— Start Data for processing —

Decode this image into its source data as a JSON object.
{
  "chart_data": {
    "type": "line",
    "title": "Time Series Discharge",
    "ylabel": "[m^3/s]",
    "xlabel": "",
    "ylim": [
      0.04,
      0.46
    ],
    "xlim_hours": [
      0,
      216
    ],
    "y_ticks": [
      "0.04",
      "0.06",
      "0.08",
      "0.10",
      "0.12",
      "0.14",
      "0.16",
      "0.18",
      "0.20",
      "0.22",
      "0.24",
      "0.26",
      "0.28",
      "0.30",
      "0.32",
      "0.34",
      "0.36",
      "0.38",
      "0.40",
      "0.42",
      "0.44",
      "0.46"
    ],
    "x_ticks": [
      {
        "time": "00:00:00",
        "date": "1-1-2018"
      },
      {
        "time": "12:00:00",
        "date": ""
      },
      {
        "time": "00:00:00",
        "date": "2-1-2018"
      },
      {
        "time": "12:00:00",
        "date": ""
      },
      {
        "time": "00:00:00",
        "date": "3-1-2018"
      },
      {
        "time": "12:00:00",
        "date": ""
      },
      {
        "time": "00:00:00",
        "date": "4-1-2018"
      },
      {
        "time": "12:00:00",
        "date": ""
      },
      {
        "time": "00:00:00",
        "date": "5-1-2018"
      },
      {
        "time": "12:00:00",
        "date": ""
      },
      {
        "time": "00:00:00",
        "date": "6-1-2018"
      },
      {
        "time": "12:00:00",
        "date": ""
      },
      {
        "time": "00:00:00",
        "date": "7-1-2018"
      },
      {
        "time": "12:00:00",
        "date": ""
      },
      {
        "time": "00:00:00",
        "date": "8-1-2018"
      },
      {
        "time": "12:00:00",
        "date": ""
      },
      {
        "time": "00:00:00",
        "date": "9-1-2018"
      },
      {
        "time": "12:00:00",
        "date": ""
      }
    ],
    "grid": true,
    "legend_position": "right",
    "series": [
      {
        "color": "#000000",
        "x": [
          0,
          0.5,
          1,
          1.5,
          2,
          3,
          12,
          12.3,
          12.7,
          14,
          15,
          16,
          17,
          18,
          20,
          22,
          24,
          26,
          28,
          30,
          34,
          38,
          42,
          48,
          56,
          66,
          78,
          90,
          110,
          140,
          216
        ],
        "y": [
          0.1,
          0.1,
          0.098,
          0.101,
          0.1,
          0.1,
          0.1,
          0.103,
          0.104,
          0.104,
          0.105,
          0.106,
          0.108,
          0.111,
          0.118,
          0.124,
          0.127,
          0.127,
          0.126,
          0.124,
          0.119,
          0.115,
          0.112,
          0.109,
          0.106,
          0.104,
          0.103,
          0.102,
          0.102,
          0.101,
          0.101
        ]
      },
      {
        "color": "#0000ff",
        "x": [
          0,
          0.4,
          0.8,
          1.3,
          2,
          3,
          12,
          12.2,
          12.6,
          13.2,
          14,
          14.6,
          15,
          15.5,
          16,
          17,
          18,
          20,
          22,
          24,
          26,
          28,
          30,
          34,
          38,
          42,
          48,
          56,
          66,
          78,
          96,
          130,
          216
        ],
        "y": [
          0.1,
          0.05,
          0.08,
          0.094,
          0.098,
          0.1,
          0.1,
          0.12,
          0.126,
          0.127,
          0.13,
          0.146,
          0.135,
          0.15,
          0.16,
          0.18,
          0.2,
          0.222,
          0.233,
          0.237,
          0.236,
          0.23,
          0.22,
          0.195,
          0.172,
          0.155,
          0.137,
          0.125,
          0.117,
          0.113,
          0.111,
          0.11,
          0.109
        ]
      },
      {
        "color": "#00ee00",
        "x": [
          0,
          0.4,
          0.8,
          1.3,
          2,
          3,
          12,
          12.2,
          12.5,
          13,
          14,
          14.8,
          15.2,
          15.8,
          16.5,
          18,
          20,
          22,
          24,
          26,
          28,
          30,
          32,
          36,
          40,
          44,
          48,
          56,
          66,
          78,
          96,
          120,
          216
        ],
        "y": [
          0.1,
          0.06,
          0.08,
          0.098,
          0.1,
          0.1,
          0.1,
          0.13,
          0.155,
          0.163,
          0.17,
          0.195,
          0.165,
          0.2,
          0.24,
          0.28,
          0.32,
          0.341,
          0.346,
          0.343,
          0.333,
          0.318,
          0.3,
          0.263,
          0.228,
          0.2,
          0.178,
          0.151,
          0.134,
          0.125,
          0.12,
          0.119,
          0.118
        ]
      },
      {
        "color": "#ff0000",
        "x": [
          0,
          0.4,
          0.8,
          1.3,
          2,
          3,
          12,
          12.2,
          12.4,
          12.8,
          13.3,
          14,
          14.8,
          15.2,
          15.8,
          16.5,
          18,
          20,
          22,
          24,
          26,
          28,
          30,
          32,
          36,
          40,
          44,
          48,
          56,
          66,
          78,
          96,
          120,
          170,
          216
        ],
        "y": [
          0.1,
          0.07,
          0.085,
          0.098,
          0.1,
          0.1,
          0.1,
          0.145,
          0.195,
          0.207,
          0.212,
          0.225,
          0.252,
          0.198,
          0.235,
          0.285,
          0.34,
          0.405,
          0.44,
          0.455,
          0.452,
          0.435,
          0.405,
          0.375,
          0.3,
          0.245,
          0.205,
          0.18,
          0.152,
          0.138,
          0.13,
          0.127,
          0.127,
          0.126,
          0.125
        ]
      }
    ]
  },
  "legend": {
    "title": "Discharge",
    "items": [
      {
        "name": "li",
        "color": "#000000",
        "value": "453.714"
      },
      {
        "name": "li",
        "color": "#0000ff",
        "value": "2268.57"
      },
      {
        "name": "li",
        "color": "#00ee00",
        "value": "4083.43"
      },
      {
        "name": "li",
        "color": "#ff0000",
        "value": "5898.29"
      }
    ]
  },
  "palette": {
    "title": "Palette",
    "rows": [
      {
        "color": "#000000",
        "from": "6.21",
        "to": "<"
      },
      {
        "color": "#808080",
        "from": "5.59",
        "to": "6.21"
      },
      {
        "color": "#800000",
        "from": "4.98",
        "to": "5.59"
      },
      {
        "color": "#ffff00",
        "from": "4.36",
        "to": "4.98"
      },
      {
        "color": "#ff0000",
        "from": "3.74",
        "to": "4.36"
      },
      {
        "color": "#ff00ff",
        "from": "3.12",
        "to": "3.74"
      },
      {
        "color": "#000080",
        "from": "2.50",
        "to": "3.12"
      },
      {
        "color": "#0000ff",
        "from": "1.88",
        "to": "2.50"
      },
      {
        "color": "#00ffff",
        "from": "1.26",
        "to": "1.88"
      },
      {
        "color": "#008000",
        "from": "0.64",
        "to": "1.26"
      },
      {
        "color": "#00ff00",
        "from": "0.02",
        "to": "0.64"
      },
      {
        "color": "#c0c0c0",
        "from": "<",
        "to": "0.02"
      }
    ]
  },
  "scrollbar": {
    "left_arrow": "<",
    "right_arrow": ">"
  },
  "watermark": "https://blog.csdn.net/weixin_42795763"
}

— End Data for processing —

Print every entry exactly as written.

* Solved exercise:
Decode this image into its source data as a JSON object.
{
  "chart_data": {
    "type": "line",
    "title": "Time Series Discharge",
    "ylabel": "[m^3/s]",
    "xlabel": "",
    "ylim": [
      0.04,
      0.46
    ],
    "xlim_hours": [
      0,
      216
    ],
    "y_ticks": [
      "0.04",
      "0.06",
      "0.08",
      "0.10",
      "0.12",
      "0.14",
      "0.16",
      "0.18",
      "0.20",
      "0.22",
      "0.24",
      "0.26",
      "0.28",
      "0.30",
      "0.32",
      "0.34",
      "0.36",
      "0.38",
      "0.40",
      "0.42",
      "0.44",
      "0.46"
    ],
    "x_ticks": [
      {
        "time": "00:00:00",
        "date": "1-1-2018"
      },
      {
        "time": "12:00:00",
        "date": ""
      },
      {
        "time": "00:00:00",
        "date": "2-1-2018"
      },
      {
        "time": "12:00:00",
        "date": ""
      },
      {
        "time": "00:00:00",
        "date": "3-1-2018"
      },
      {
        "time": "12:00:00",
        "date": ""
      },
      {
        "time": "00:00:00",
        "date": "4-1-2018"
      },
      {
        "time": "12:00:00",
        "date": ""
      },
      {
        "time": "00:00:00",
        "date": "5-1-2018"
      },
      {
        "time": "12:00:00",
        "date": ""
      },
      {
        "time": "00:00:00",
        "date": "6-1-2018"
      },
      {
        "time": "12:00:00",
        "date": ""
      },
      {
        "time": "00:00:00",
        "date": "7-1-2018"
      },
      {
        "time": "12:00:00",
        "date": ""
      },
      {
        "time": "00:00:00",
        "date": "8-1-2018"
      },
      {
        "time": "12:00:00",
        "date": ""
      },
      {
        "time": "00:00:00",
        "date": "9-1-2018"
      },
      {
        "time": "12:00:00",
        "date": ""
      }
    ],
    "grid": true,
    "legend_position": "right",
    "series": [
      {
        "color": "#000000",
        "x": [
          0,
          0.5,
          1,
          1.5,
          2,
          3,
          12,
          12.3,
          12.7,
          14,
          15,
          16,
          17,
          18,
          20,
          22,
          24,
          26,
          28,
          30,
          34,
          38,
          42,
          48,
          56,
          66,
          78,
          90,
          110,
          140,
          216
        ],
        "y": [
          0.1,
          0.1,
          0.098,
          0.101,
          0.1,
          0.1,
          0.1,
          0.103,
          0.104,
          0.104,
          0.105,
          0.106,
          0.108,
          0.111,
          0.118,
          0.124,
          0.127,
          0.127,
          0.126,
          0.124,
          0.119,
          0.115,
          0.112,
          0.109,
          0.106,
          0.104,
          0.103,
          0.102,
          0.102,
          0.101,
          0.101
        ]
      },
      {
        "color": "#0000ff",
        "x": [
          0,
          0.4,
          0.8,
          1.3,
          2,
          3,
          12,
          12.2,
          12.6,
          13.2,
          14,
          14.6,
          15,
          15.5,
          16,
          17,
          18,
          20,
          22,
          24,
          26,
          28,
          30,
          34,
          38,
          42,
          48,
          56,
          66,
          78,
          96,
          130,
          216
        ],
        "y": [
          0.1,
          0.05,
          0.08,
          0.094,
          0.098,
          0.1,
          0.1,
          0.12,
          0.126,
          0.127,
          0.13,
          0.146,
          0.135,
          0.15,
          0.16,
          0.18,
          0.2,
          0.222,
          0.233,
          0.237,
          0.236,
          0.23,
          0.22,
          0.195,
          0.172,
          0.155,
          0.137,
          0.125,
          0.117,
          0.113,
          0.111,
          0.11,
          0.109
        ]
      },
      {
        "color": "#00ee00",
        "x": [
          0,
          0.4,
          0.8,
          1.3,
          2,
          3,
          12,
          12.2,
          12.5,
          13,
          14,
          14.8,
          15.2,
          15.8,
          16.5,
          18,
          20,
          22,
          24,
          26,
          28,
          30,
          32,
          36,
          40,
          44,
          48,
          56,
          66,
          78,
          96,
          120,
          216
        ],
        "y": [
          0.1,
          0.06,
          0.08,
          0.098,
          0.1,
          0.1,
          0.1,
          0.13,
          0.155,
          0.163,
          0.17,
          0.195,
          0.165,
          0.2,
          0.24,
          0.28,
          0.32,
          0.341,
          0.346,
          0.343,
          0.333,
          0.318,
          0.3,
          0.263,
          0.228,
          0.2,
          0.178,
          0.151,
          0.134,
          0.125,
          0.12,
          0.119,
          0.118
        ]
      },
      {
        "color": "#ff0000",
        "x": [
          0,
          0.4,
          0.8,
          1.3,
          2,
          3,
          12,
          12.2,
          12.4,
          12.8,
          13.3,
          14,
          14.8,
          15.2,
          15.8,
          16.5,
          18,
          20,
          22,
          24,
          26,
          28,
          30,
          32,
          36,
          40,
          44,
          48,
          56,
          66,
          78,
          96,
          120,
          170,
          216
        ],
        "y": [
          0.1,
          0.07,
          0.085,
          0.098,
          0.1,
          0.1,
          0.1,
          0.145,
          0.195,
          0.207,
          0.212,
          0.225,
          0.252,
          0.198,
          0.235,
          0.285,
          0.34,
          0.405,
          0.44,
          0.455,
          0.452,
          0.435,
          0.405,
          0.375,
          0.3,
          0.245,
          0.205,
          0.18,
          0.152,
          0.138,
          0.13,
          0.127,
          0.127,
          0.126,
          0.125
        ]
      }
    ]
  },
  "legend": {
    "title": "Discharge",
    "items": [
      {
        "name": "li",
        "color": "#000000",
        "value": "453.714"
      },
      {
        "name": "li",
        "color": "#0000ff",
        "value": "2268.57"
      },
      {
        "name": "li",
        "color": "#00ee00",
        "value": "4083.43"
      },
      {
        "name": "li",
        "color": "#ff0000",
        "value": "5898.29"
      }
    ]
  },
  "palette": {
    "title": "Palette",
    "rows": [
      {
        "color": "#000000",
        "from": "6.21",
        "to": "<"
      },
      {
        "color": "#808080",
        "from": "5.59",
        "to": "6.21"
      },
      {
        "color": "#800000",
        "from": "4.98",
        "to": "5.59"
      },
      {
        "color": "#ffff00",
        "from": "4.36",
        "to": "4.98"
      },
      {
        "color": "#ff0000",
        "from": "3.74",
        "to": "4.36"
      },
      {
        "color": "#ff00ff",
        "from": "3.12",
        "to": "3.74"
      },
      {
        "color": "#000080",
        "from": "2.50",
        "to": "3.12"
      },
      {
        "color": "#0000ff",
        "from": "1.88",
        "to": "2.50"
      },
      {
        "color": "#00ffff",
        "from": "1.26",
        "to": "1.88"
      },
      {
        "color": "#008000",
        "from": "0.64",
        "to": "1.26"
      },
      {
        "color": "#00ff00",
        "from": "0.02",
        "to": "0.64"
      },
      {
        "color": "#c0c0c0",
        "from": "<",
        "to": "0.02"
      }
    ]
  },
  "scrollbar": {
    "left_arrow": "<",
    "right_arrow": ">"
  },
  "watermark": "https://blog.csdn.net/weixin_42795763"
}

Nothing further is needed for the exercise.